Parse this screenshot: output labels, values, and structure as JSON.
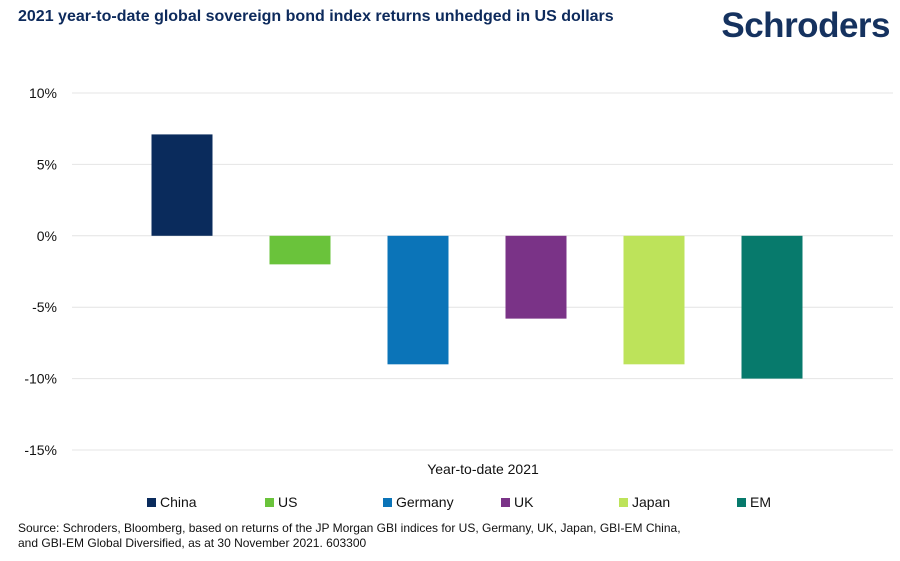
{
  "header": {
    "title": "2021 year-to-date global sovereign bond index returns unhedged in US dollars",
    "brand": "Schroders"
  },
  "chart_data": {
    "type": "bar",
    "title": "2021 year-to-date global sovereign bond index returns unhedged in US dollars",
    "xlabel": "Year-to-date 2021",
    "ylabel": "",
    "ylim": [
      -15,
      10
    ],
    "yticks": [
      10,
      5,
      0,
      -5,
      -10,
      -15
    ],
    "ytick_labels": [
      "10%",
      "5%",
      "0%",
      "-5%",
      "-10%",
      "-15%"
    ],
    "grid": true,
    "legend_position": "bottom",
    "categories": [
      "China",
      "US",
      "Germany",
      "UK",
      "Japan",
      "EM"
    ],
    "values": [
      7.1,
      -2.0,
      -9.0,
      -5.8,
      -9.0,
      -10.0
    ],
    "colors": [
      "#0a2b5c",
      "#6ac33b",
      "#0b74b8",
      "#7a3387",
      "#bde35a",
      "#077a6c"
    ]
  },
  "footer": {
    "source_line1": "Source: Schroders, Bloomberg, based on returns of the JP Morgan GBI indices for US, Germany, UK, Japan, GBI-EM China,",
    "source_line2": "and GBI-EM Global Diversified, as at 30 November 2021. 603300"
  }
}
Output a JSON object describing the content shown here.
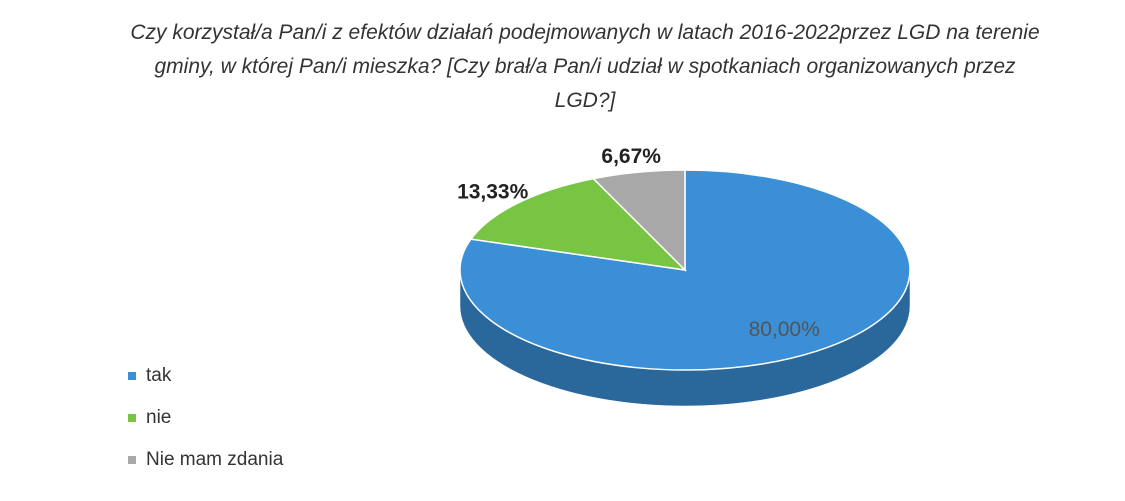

------------------------------------

Transcribe all the data word for word; the images stay out.

Parse this screenshot: output labels, values, and structure as JSON.
{
  "header": {
    "title": "2021 year-to-date global sovereign bond index returns unhedged in US dollars",
    "brand": "Schroders"
  },
  "chart_data": {
    "type": "bar",
    "title": "2021 year-to-date global sovereign bond index returns unhedged in US dollars",
    "xlabel": "Year-to-date 2021",
    "ylabel": "",
    "ylim": [
      -15,
      10
    ],
    "yticks": [
      10,
      5,
      0,
      -5,
      -10,
      -15
    ],
    "ytick_labels": [
      "10%",
      "5%",
      "0%",
      "-5%",
      "-10%",
      "-15%"
    ],
    "grid": true,
    "legend_position": "bottom",
    "categories": [
      "China",
      "US",
      "Germany",
      "UK",
      "Japan",
      "EM"
    ],
    "values": [
      7.1,
      -2.0,
      -9.0,
      -5.8,
      -9.0,
      -10.0
    ],
    "colors": [
      "#0a2b5c",
      "#6ac33b",
      "#0b74b8",
      "#7a3387",
      "#bde35a",
      "#077a6c"
    ]
  },
  "footer": {
    "source_line1": "Source: Schroders, Bloomberg, based on returns of the JP Morgan GBI indices for US, Germany, UK, Japan, GBI-EM China,",
    "source_line2": "and GBI-EM Global Diversified, as at 30 November 2021. 603300"
  }
}
Output a JSON object describing the content shown here.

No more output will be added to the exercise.